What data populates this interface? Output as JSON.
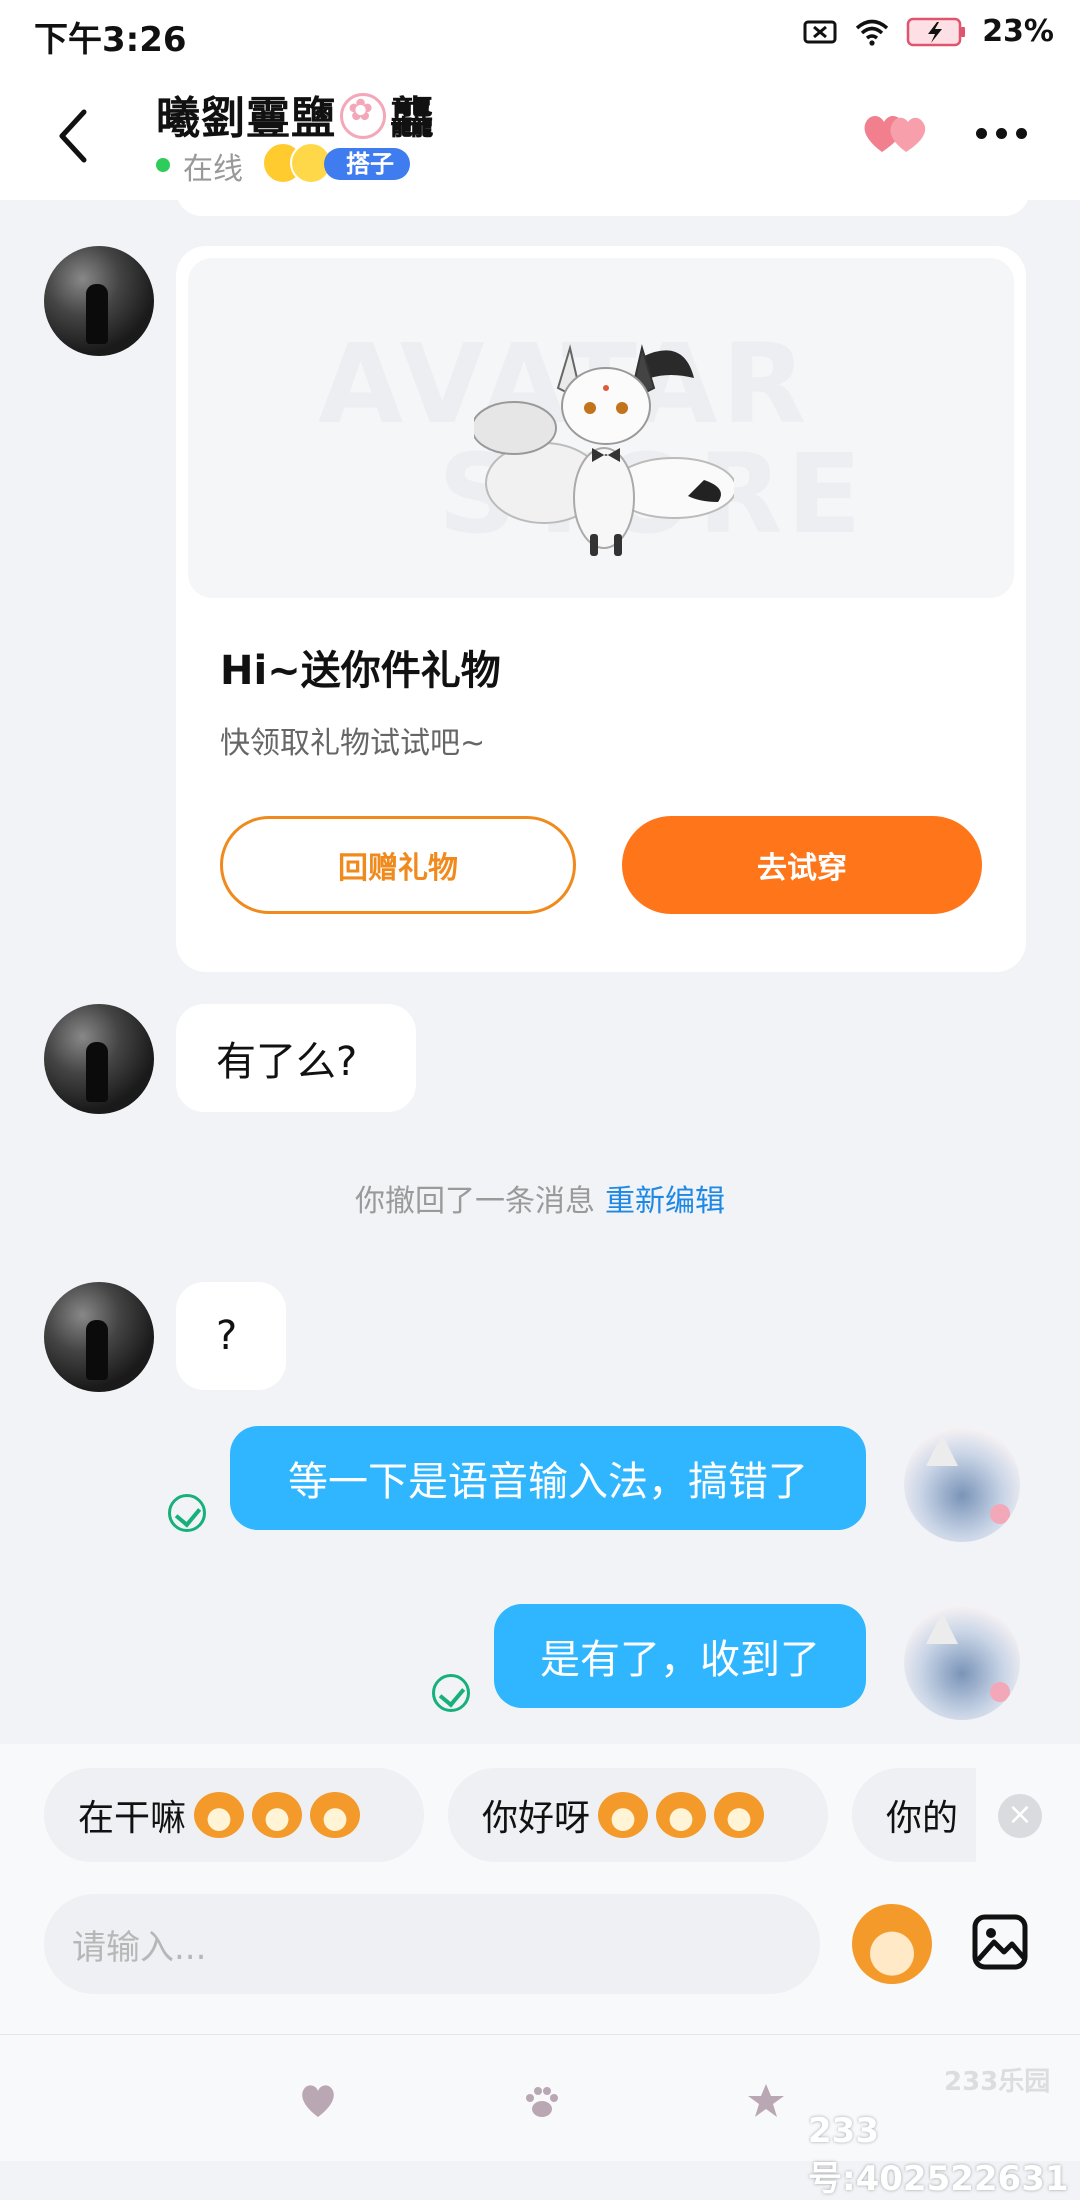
{
  "status_bar": {
    "time": "下午3:26",
    "battery": "23%"
  },
  "header": {
    "contact_name": "曦劉霻鹽",
    "contact_name_tail": "龘",
    "online_status": "在线",
    "relation_tag": "搭子",
    "icons": [
      "back-icon",
      "hearts-icon",
      "more-icon"
    ]
  },
  "messages": {
    "gift_card": {
      "watermark_1": "AVATAR",
      "watermark_2": "STORE",
      "title": "Hi~送你件礼物",
      "subtitle": "快领取礼物试试吧~",
      "return_gift_label": "回赠礼物",
      "try_on_label": "去试穿"
    },
    "msg_have_it": "有了么?",
    "recall_text": "你撤回了一条消息",
    "recall_edit": "重新编辑",
    "msg_question": "?",
    "msg_voice_input": "等一下是语音输入法，搞错了",
    "msg_got_it": "是有了，收到了"
  },
  "quick_replies": [
    "在干嘛",
    "你好呀",
    "你的"
  ],
  "input": {
    "placeholder": "请输入..."
  },
  "footer": {
    "brand": "233乐园",
    "user_id": "233号:402522631"
  },
  "colors": {
    "accent_orange": "#ff7519",
    "outgoing_bubble": "#2fb6ff",
    "online_green": "#2ecc5a",
    "link_blue": "#1e88e5"
  }
}
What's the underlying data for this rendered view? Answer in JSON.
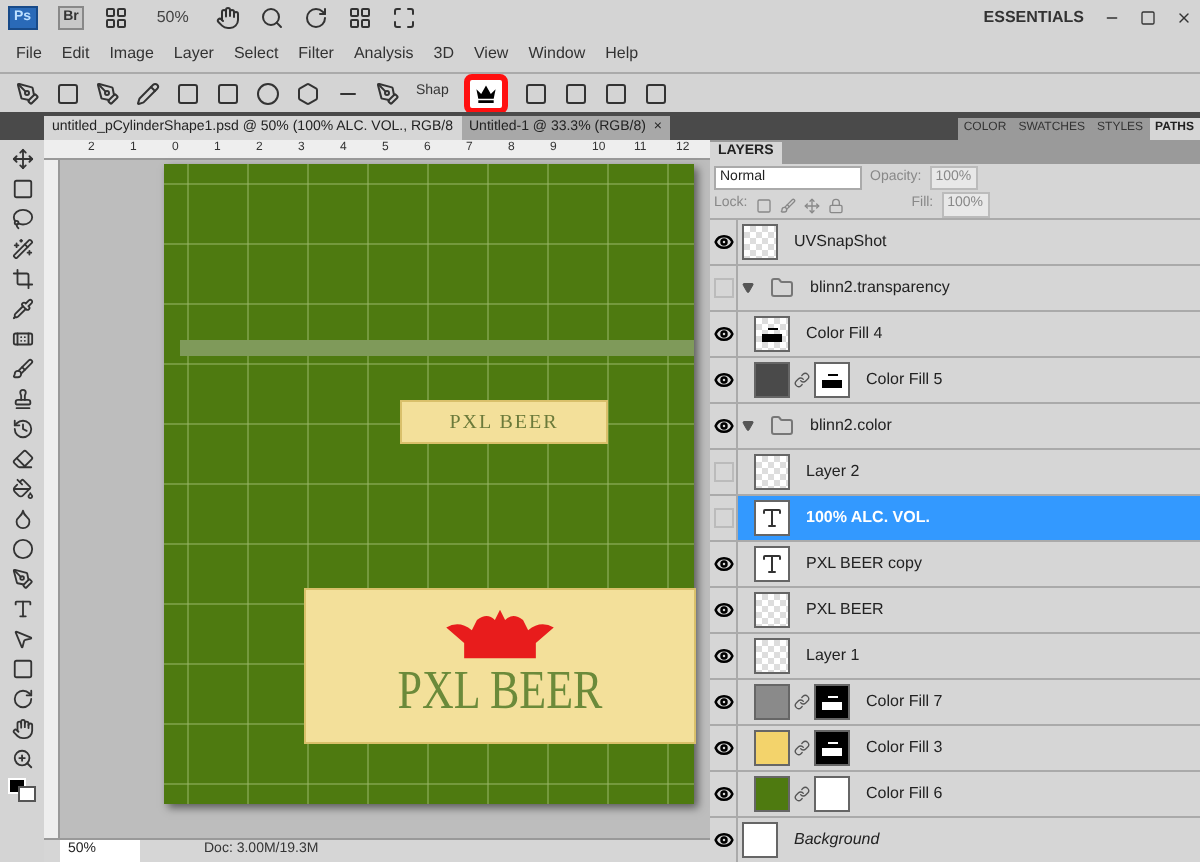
{
  "app_bar": {
    "logo": "Ps",
    "bridge": "Br",
    "zoom": "50%",
    "workspace": "ESSENTIALS"
  },
  "menu": [
    "File",
    "Edit",
    "Image",
    "Layer",
    "Select",
    "Filter",
    "Analysis",
    "3D",
    "View",
    "Window",
    "Help"
  ],
  "options_bar": {
    "shape_label": "Shap",
    "highlighted": true
  },
  "doc_tabs": [
    {
      "label": "untitled_pCylinderShape1.psd @ 50% (100% ALC. VOL., RGB/8",
      "selected": true
    },
    {
      "label": "Untitled-1 @ 33.3% (RGB/8)",
      "selected": false,
      "close": "×"
    }
  ],
  "panel_tabs": [
    {
      "label": "COLOR",
      "selected": false
    },
    {
      "label": "SWATCHES",
      "selected": false
    },
    {
      "label": "STYLES",
      "selected": false
    },
    {
      "label": "PATHS",
      "selected": true
    }
  ],
  "ruler": [
    "2",
    "1",
    "0",
    "1",
    "2",
    "3",
    "4",
    "5",
    "6",
    "7",
    "8",
    "9",
    "10",
    "11",
    "12"
  ],
  "canvas": {
    "small_label": "PXL BEER",
    "big_label": "PXL BEER"
  },
  "status_bar": {
    "zoom": "50%",
    "doc": "Doc: 3.00M/19.3M"
  },
  "layers_panel": {
    "title": "LAYERS",
    "blend_mode": "Normal",
    "opacity_label": "Opacity:",
    "opacity": "100%",
    "lock_label": "Lock:",
    "fill_label": "Fill:",
    "fill": "100%",
    "layers": [
      {
        "kind": "layer",
        "name": "UVSnapShot",
        "visible": true,
        "thumb": {
          "kind": "pixel"
        },
        "selected": false
      },
      {
        "kind": "group",
        "name": "blinn2.transparency",
        "visible": false,
        "expanded": true,
        "selected": false,
        "children": [
          {
            "kind": "layer",
            "name": "Color Fill 4",
            "visible": true,
            "thumb": {
              "kind": "shape"
            },
            "selected": false
          },
          {
            "kind": "layer",
            "name": "Color Fill 5",
            "visible": true,
            "thumb": {
              "kind": "fill"
            },
            "color": "#4a4a4a",
            "mask": {
              "kind": "white-shape"
            },
            "selected": false
          }
        ]
      },
      {
        "kind": "group",
        "name": "blinn2.color",
        "visible": true,
        "expanded": true,
        "selected": false,
        "children": [
          {
            "kind": "layer",
            "name": "Layer 2",
            "visible": false,
            "thumb": {
              "kind": "pixel"
            },
            "selected": false
          },
          {
            "kind": "layer",
            "name": "100% ALC. VOL.",
            "visible": false,
            "thumb": {
              "kind": "text"
            },
            "selected": true
          },
          {
            "kind": "layer",
            "name": "PXL BEER copy",
            "visible": true,
            "thumb": {
              "kind": "text"
            },
            "selected": false
          },
          {
            "kind": "layer",
            "name": "PXL BEER",
            "visible": true,
            "thumb": {
              "kind": "pixel"
            },
            "selected": false
          },
          {
            "kind": "layer",
            "name": "Layer 1",
            "visible": true,
            "thumb": {
              "kind": "pixel"
            },
            "selected": false
          },
          {
            "kind": "layer",
            "name": "Color Fill 7",
            "visible": true,
            "thumb": {
              "kind": "fill"
            },
            "color": "#8a8a8a",
            "mask": {
              "kind": "black-shape"
            },
            "selected": false
          },
          {
            "kind": "layer",
            "name": "Color Fill 3",
            "visible": true,
            "thumb": {
              "kind": "fill"
            },
            "color": "#f3d36b",
            "mask": {
              "kind": "black-shape"
            },
            "selected": false
          },
          {
            "kind": "layer",
            "name": "Color Fill 6",
            "visible": true,
            "thumb": {
              "kind": "fill"
            },
            "color": "#4e7a10",
            "mask": {
              "kind": "white"
            },
            "selected": false
          }
        ]
      },
      {
        "kind": "background",
        "name": "Background",
        "visible": true,
        "thumb": {
          "kind": "white"
        },
        "selected": false
      }
    ]
  }
}
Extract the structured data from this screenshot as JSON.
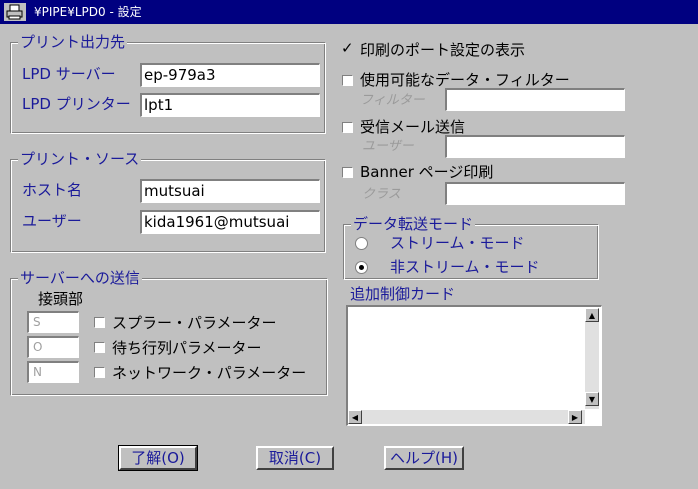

___

Find the word "this" and list each line it appears in.

What data populates this interface? Output as JSON.
What's the underlying data for this rendered view? Answer in JSON.
Extract the structured data from this screenshot as JSON.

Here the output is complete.